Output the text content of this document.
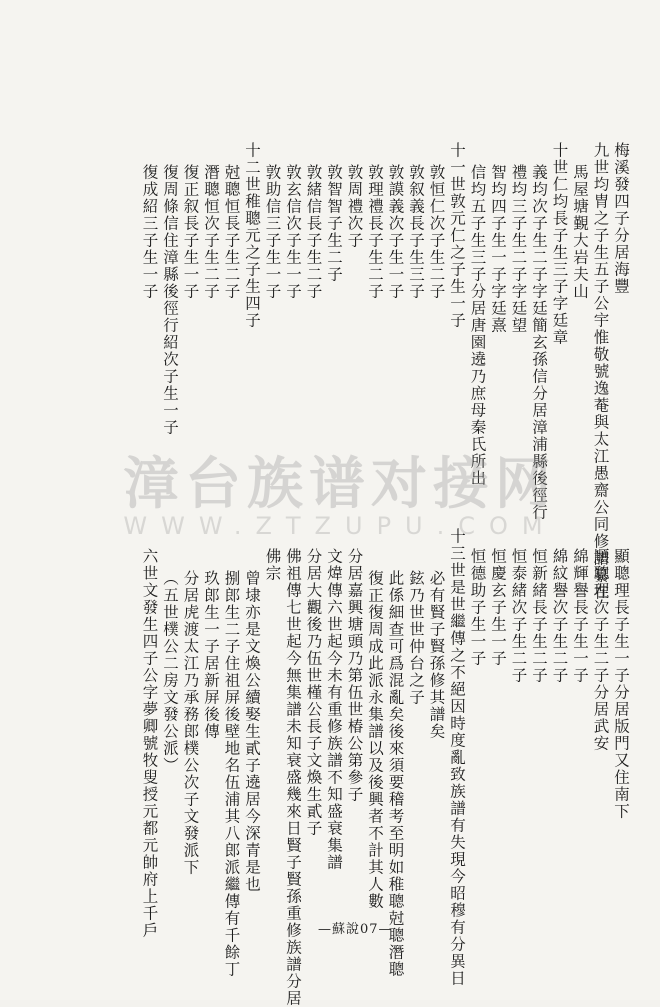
梅溪發四子分居海豐
九世均胄之子生五子公宇惟敬號逸菴與太江愚齋公同修譜纂在
馬屋塘覲大岩夫山
十世仁均長子生三子字廷章
義均次子生二子字廷簡玄孫信分居漳浦縣後徑行
禮均三子生二子字廷望
智均四子生一子字廷熹
信均五子生三子分居唐園遶乃庶母秦氏所出
十一世敦元仁之子生一子
敦恒仁次子生二子
敦叙義長子生三子
敦謨義次子生一子
敦理禮長子生二子
敦周禮次子
敦智智子生二子
敦緒信長子生二子
敦玄信次子生一子
敦助信三子生一子
十二世稚聰元之子生四子
尅聰恒長子生二子
潛聰恒次子生二子
復正叙長子生一子
復周條信住漳縣後徑行紹次子生一子
復成紹三子生一子
顯聰理長子生一子分居版門又住南下
順聰理次子生二子分居武安
綿輝譽長子生一子
綿紋譽次子生二子
恒新緒長子生二子
恒泰緒次子生二子
恒慶玄子生一子
恒德助子生一子
十三世是世繼傳之不絕因時度亂致族譜有失現今昭穆有分異日
必有賢子賢孫修其譜矣
鉉乃世世仲台之子
此係細查可爲混亂矣後來須要稽考至明如稚聰尅聰潛聰
復正復周成此派永集譜以及後興者不計其人數
分居嘉興塘頭乃第伍世椿公第參子
文煒傳六世起今未有重修族譜不知盛衰集譜
分居大觀後乃伍世槿公長子文煥生貳子
佛祖傳七世起今無集譜未知衰盛幾來日賢子賢孫重修族譜分居
佛宗
曾埭亦是文煥公續娶生貳子遶居今深青是也
捌郎生二子住祖屏後壁地名伍浦其八郎派繼傳有千餘丁
玖郎生一子居新屏後傳
分居虎渡太江乃承務郎樸公次子文發派下
（五世樸公二房文發公派）
六世文發生四子公字夢卿號牧叟授元都元帥府上千戶
漳台族谱对接网
WWW.ZTZUPU.COM
—蘇說07—
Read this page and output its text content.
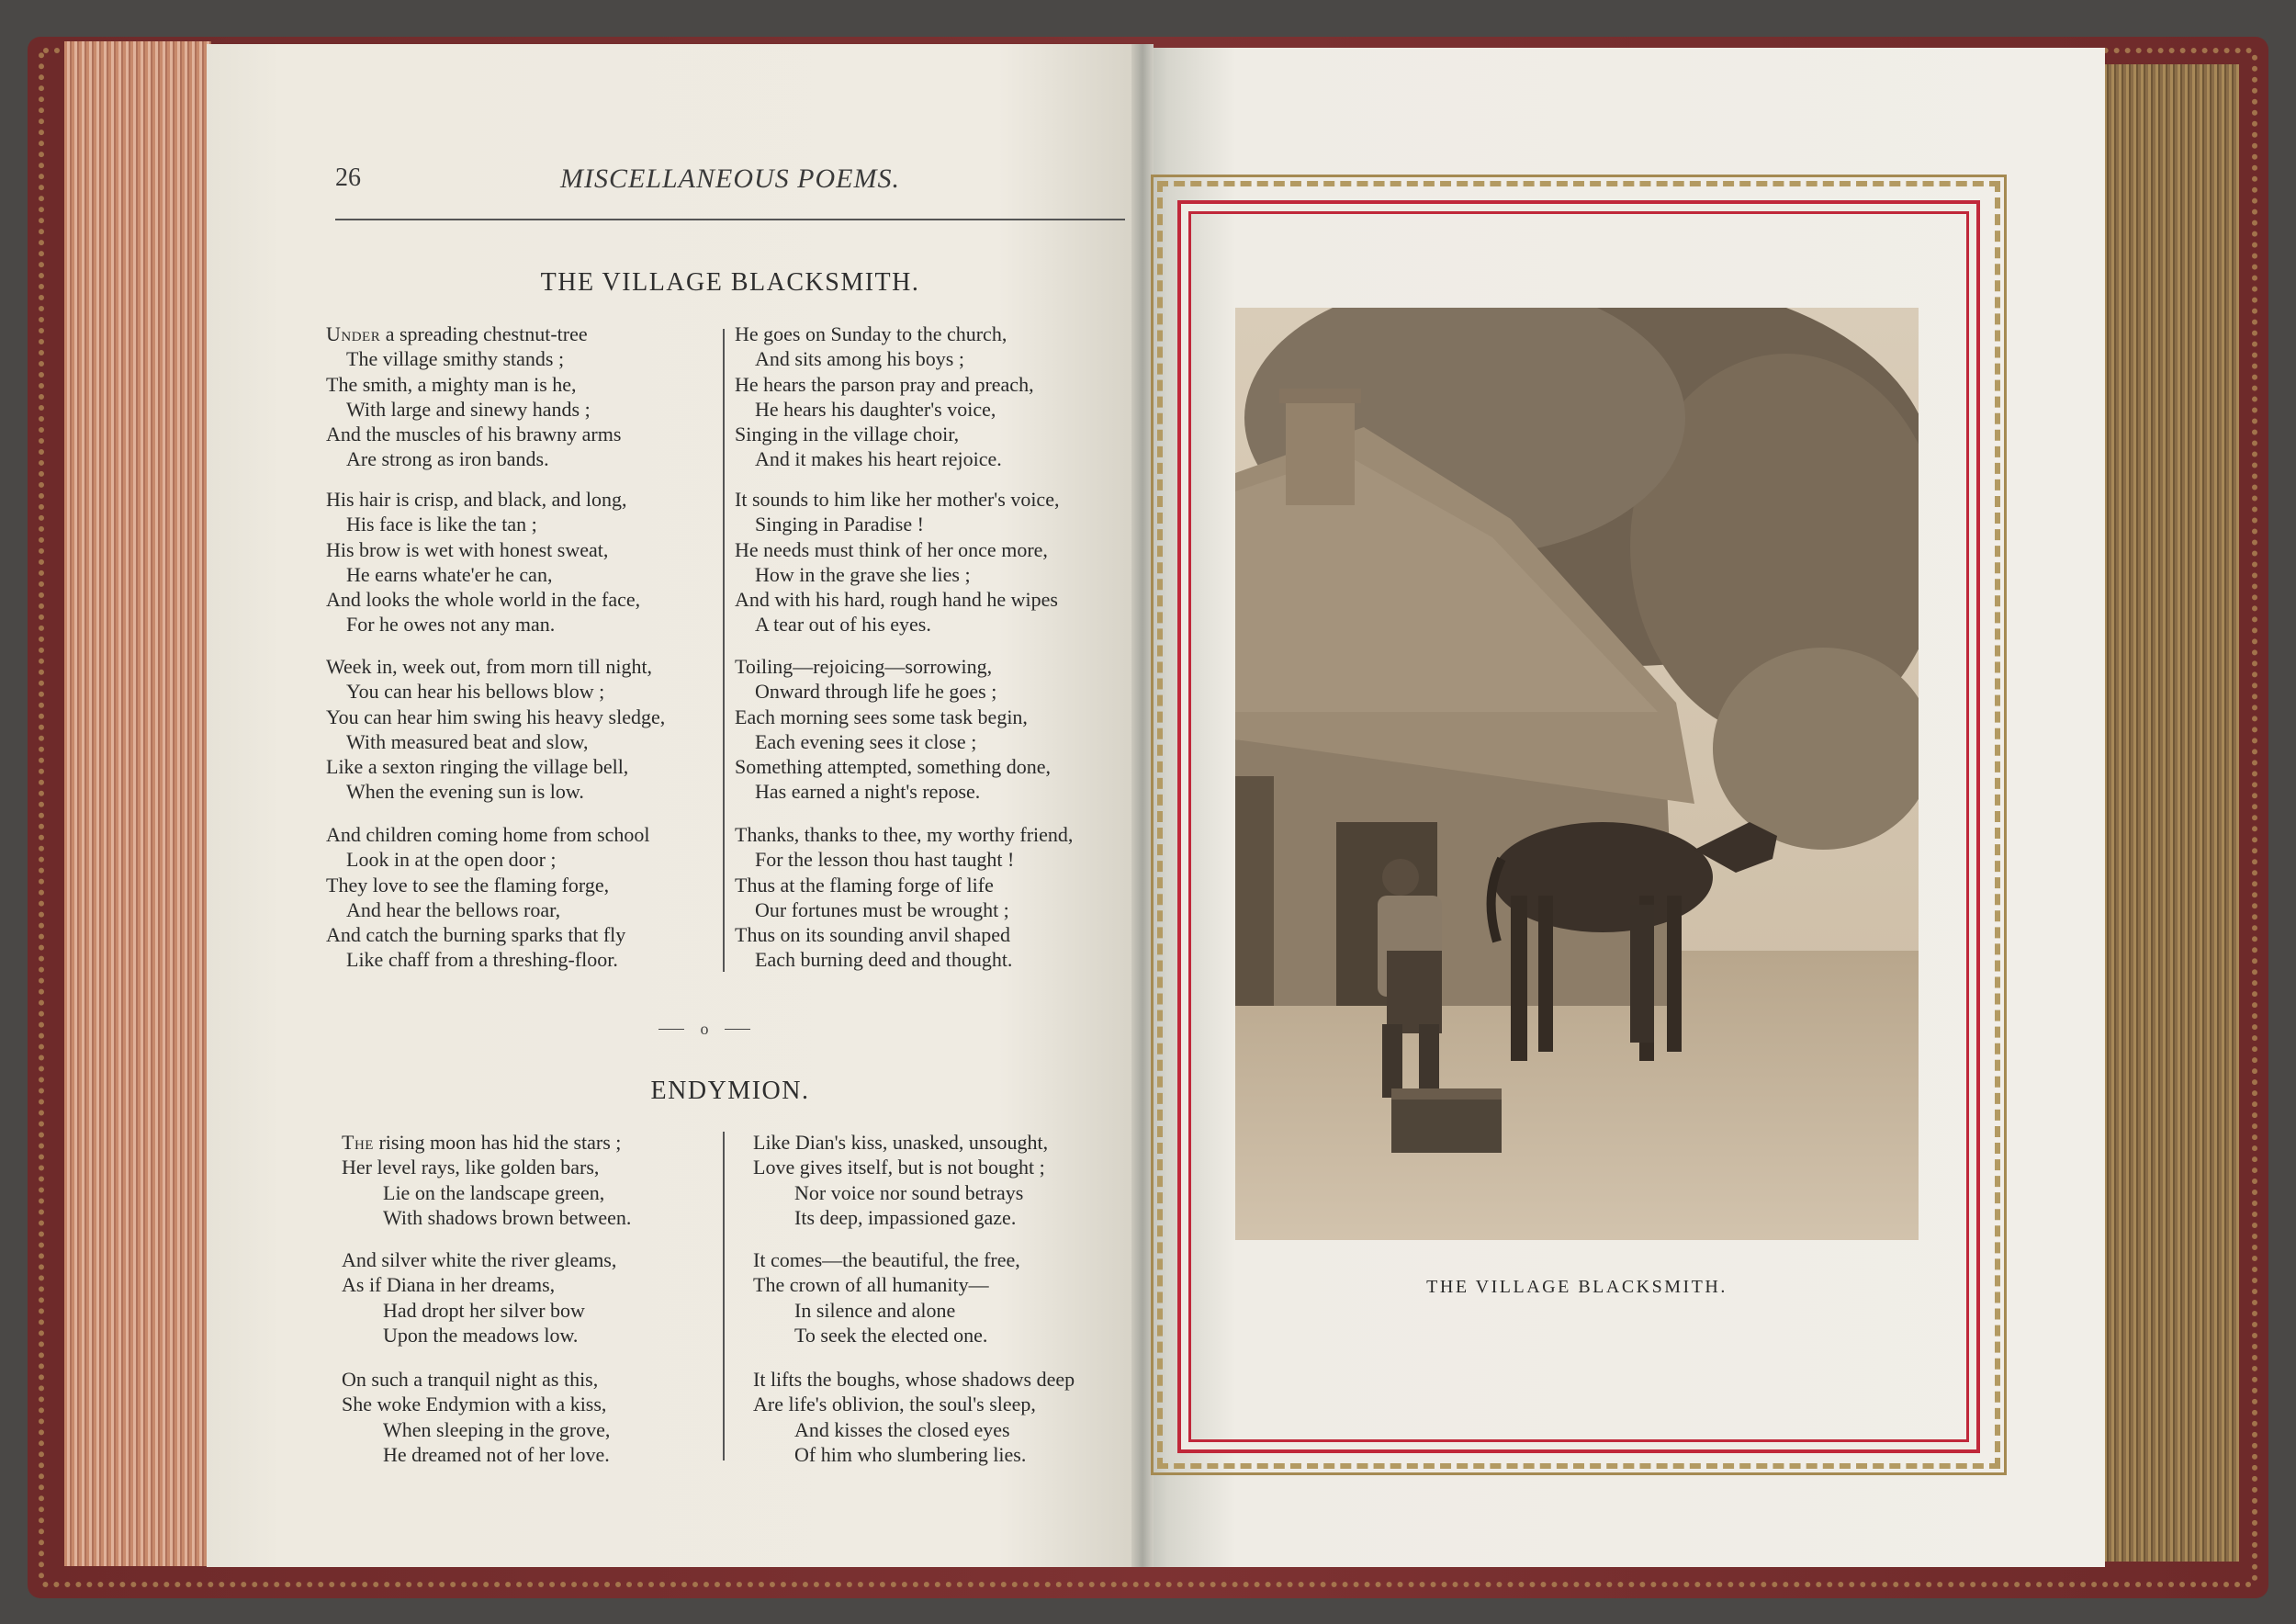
26	MISCELLANEOUS POEMS.
THE VILLAGE BLACKSMITH.
Under a spreading chestnut-tree
The village smithy stands ;
The smith, a mighty man is he,
With large and sinewy hands ;
And the muscles of his brawny arms
Are strong as iron bands.
His hair is crisp, and black, and long,
His face is like the tan ;
His brow is wet with honest sweat,
He earns whate'er he can,
And looks the whole world in the face,
For he owes not any man.
Week in, week out, from morn till night,
You can hear his bellows blow ;
You can hear him swing his heavy sledge,
With measured beat and slow,
Like a sexton ringing the village bell,
When the evening sun is low.
And children coming home from school
Look in at the open door ;
They love to see the flaming forge,
And hear the bellows roar,
And catch the burning sparks that fly
Like chaff from a threshing-floor.
He goes on Sunday to the church,
And sits among his boys ;
He hears the parson pray and preach,
He hears his daughter's voice,
Singing in the village choir,
And it makes his heart rejoice.
It sounds to him like her mother's voice,
Singing in Paradise !
He needs must think of her once more,
How in the grave she lies ;
And with his hard, rough hand he wipes
A tear out of his eyes.
Toiling—rejoicing—sorrowing,
Onward through life he goes ;
Each morning sees some task begin,
Each evening sees it close ;
Something attempted, something done,
Has earned a night's repose.
Thanks, thanks to thee, my worthy friend,
For the lesson thou hast taught !
Thus at the flaming forge of life
Our fortunes must be wrought ;
Thus on its sounding anvil shaped
Each burning deed and thought.
o
ENDYMION.
The rising moon has hid the stars ;
Her level rays, like golden bars,
Lie on the landscape green,
With shadows brown between.
And silver white the river gleams,
As if Diana in her dreams,
Had dropt her silver bow
Upon the meadows low.
On such a tranquil night as this,
She woke Endymion with a kiss,
When sleeping in the grove,
He dreamed not of her love.
Like Dian's kiss, unasked, unsought,
Love gives itself, but is not bought ;
Nor voice nor sound betrays
Its deep, impassioned gaze.
It comes—the beautiful, the free,
The crown of all humanity—
In silence and alone
To seek the elected one.
It lifts the boughs, whose shadows deep
Are life's oblivion, the soul's sleep,
And kisses the closed eyes
Of him who slumbering lies.
THE VILLAGE BLACKSMITH.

===============

From the listing above, copy out each line where the word "content" appears.

### Result for this task
Output the text content of this document.
Read this page and output its text content.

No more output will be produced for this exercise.